### Task to complete
Check each line of the entries below for the string "Прочая"; copy every line where it appears.

### Extracted entries
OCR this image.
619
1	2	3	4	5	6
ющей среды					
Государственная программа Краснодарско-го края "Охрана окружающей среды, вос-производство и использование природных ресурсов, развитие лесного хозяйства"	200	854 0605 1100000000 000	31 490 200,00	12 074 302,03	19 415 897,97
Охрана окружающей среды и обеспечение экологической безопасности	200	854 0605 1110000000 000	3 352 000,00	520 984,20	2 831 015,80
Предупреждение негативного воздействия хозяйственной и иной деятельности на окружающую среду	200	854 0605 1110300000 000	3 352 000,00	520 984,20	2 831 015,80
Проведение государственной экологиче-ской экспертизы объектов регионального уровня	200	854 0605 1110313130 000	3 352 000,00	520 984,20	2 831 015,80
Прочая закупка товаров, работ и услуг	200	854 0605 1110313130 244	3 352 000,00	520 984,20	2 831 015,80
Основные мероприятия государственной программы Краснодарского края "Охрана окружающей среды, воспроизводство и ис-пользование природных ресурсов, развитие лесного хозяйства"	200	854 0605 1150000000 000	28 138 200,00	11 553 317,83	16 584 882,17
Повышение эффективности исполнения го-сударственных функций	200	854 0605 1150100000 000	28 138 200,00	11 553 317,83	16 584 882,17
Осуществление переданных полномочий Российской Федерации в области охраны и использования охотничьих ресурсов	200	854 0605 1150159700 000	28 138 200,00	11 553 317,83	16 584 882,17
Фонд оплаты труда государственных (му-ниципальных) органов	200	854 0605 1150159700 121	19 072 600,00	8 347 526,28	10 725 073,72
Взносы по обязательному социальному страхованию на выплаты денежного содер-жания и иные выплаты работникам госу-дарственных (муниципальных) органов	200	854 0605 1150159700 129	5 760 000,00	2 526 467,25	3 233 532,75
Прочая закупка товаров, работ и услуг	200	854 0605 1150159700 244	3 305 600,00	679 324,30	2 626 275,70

---

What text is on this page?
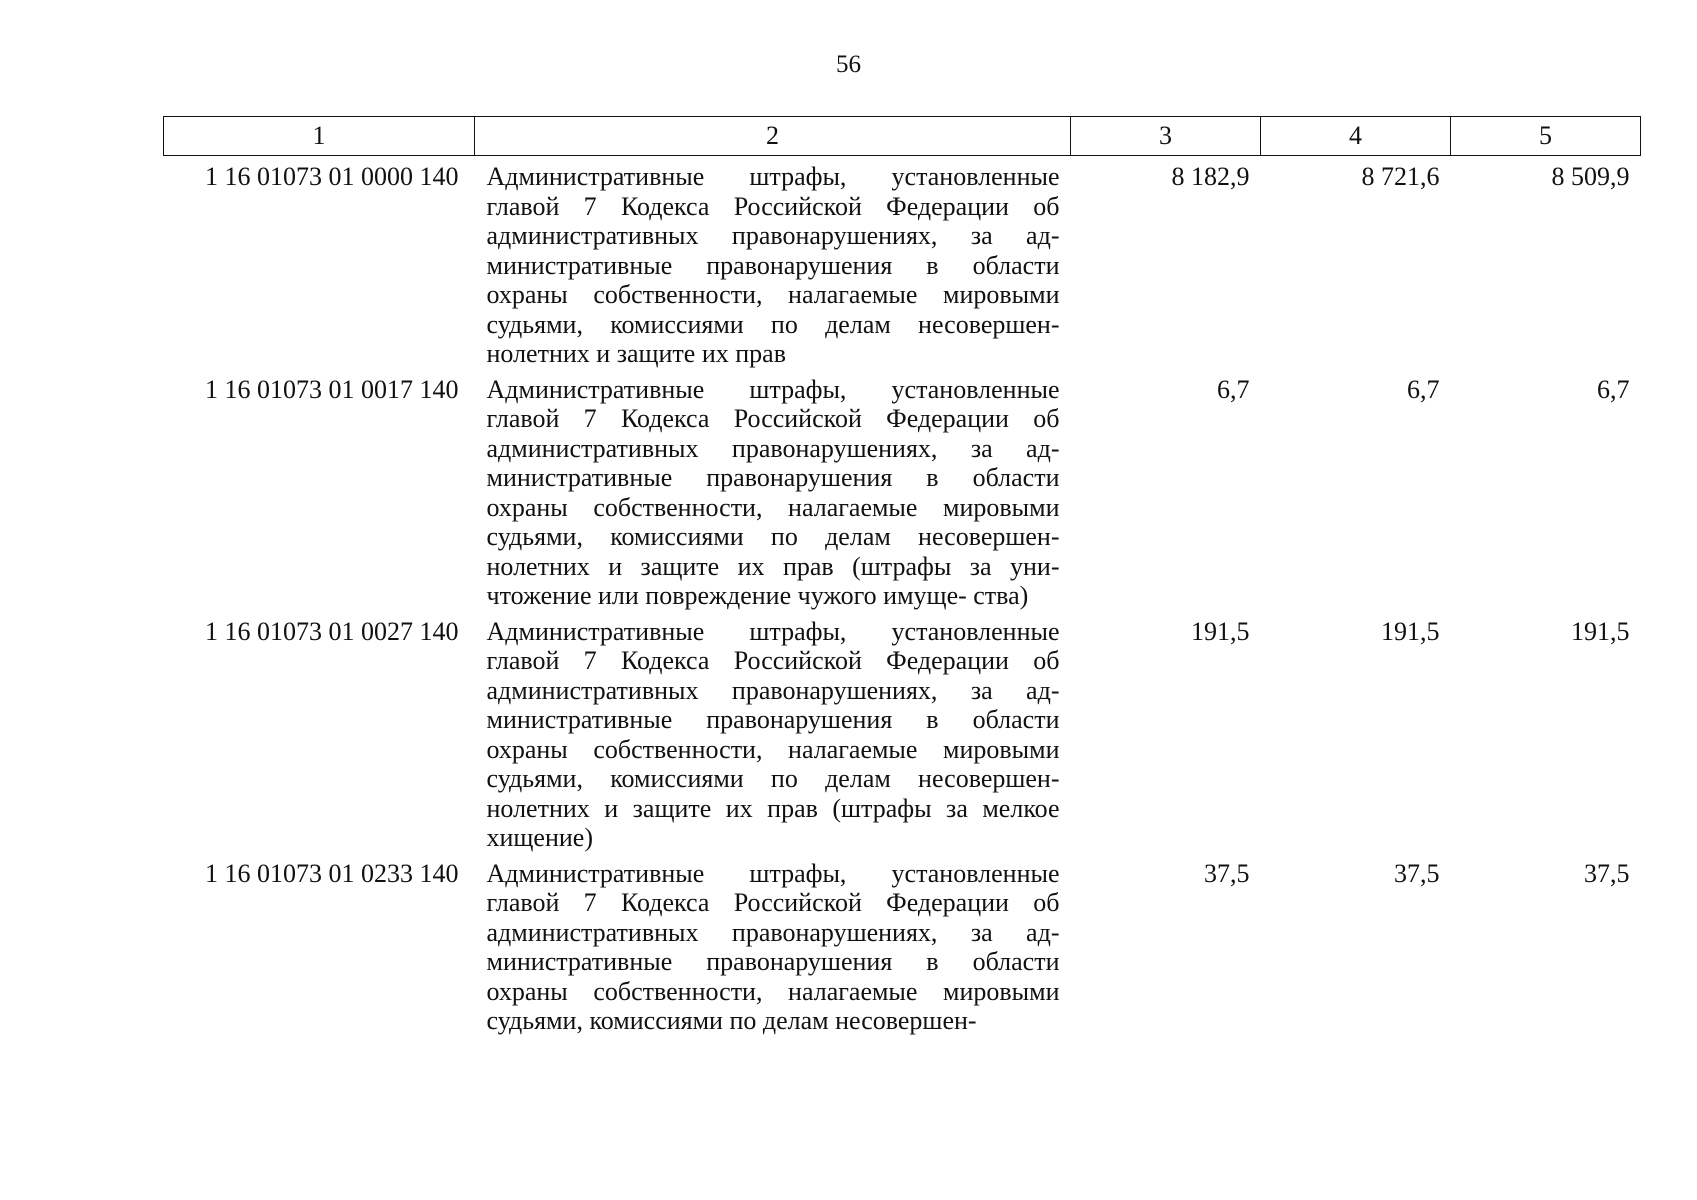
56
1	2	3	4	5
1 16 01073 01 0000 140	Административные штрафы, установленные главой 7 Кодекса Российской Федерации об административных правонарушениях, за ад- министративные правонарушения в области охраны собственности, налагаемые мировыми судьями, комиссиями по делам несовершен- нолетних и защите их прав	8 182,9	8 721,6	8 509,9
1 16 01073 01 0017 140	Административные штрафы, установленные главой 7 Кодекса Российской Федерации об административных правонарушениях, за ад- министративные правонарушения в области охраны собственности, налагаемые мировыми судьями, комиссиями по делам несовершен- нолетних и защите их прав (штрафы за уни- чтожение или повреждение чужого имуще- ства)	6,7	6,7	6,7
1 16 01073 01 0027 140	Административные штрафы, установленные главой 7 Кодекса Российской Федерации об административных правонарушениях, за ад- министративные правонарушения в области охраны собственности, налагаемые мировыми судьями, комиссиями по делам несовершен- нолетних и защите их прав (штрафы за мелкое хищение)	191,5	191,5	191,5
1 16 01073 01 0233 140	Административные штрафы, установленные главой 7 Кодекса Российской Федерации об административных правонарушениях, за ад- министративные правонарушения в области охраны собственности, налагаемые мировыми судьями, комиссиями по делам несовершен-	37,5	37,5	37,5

...

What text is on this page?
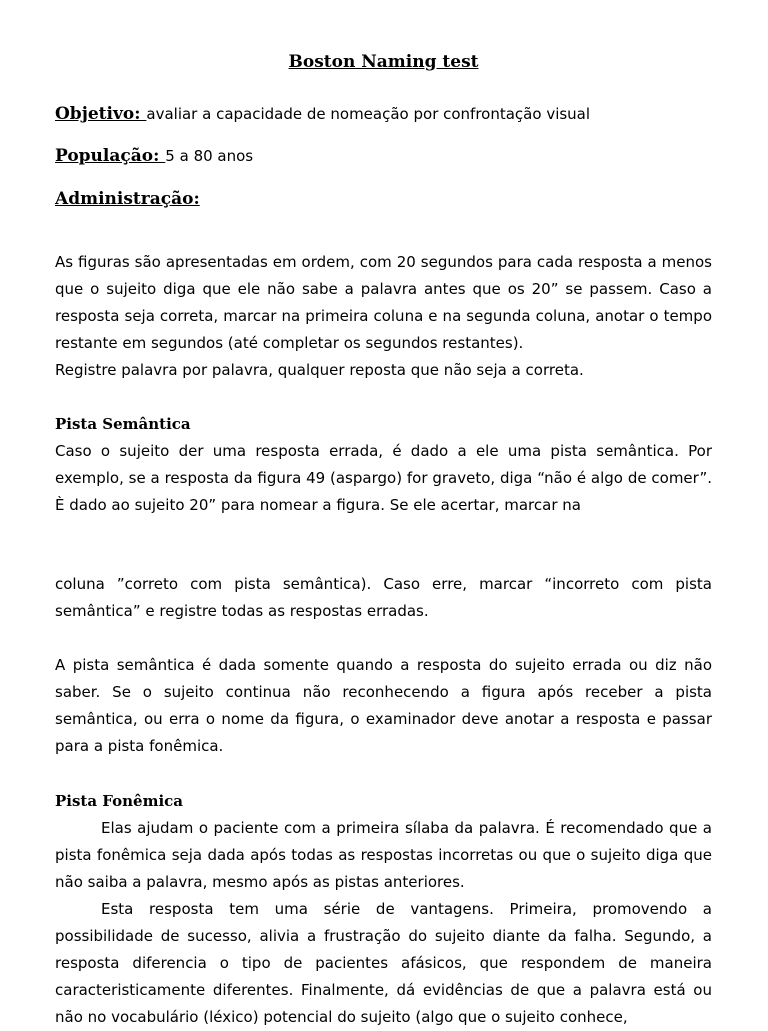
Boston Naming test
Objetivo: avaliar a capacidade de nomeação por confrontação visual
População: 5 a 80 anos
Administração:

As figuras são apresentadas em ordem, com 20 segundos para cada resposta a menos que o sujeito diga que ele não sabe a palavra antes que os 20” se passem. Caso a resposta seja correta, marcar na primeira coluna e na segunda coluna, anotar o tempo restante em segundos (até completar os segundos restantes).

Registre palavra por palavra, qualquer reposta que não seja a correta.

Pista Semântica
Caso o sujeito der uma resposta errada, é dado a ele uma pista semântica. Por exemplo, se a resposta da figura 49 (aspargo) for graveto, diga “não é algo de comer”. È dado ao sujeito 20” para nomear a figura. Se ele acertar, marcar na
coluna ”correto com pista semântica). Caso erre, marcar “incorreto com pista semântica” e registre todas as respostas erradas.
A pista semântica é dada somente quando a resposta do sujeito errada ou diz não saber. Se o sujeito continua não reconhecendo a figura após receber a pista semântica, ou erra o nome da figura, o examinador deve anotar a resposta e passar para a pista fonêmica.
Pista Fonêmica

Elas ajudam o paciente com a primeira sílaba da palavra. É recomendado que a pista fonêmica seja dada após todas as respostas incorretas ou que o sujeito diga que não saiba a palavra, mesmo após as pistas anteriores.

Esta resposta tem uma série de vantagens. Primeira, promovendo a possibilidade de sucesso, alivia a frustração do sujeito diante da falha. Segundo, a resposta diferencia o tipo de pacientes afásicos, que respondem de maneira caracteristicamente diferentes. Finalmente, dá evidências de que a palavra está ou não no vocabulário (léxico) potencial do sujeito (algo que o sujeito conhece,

### Result for this task
Прочая закупка товаров, работ и услуг	200	854 0605 1110313130 244	3 352 000,00	520 984,20	2 831 015,80
Прочая закупка товаров, работ и услуг	200	854 0605 1150159700 244	3 305 600,00	679 324,30	2 626 275,70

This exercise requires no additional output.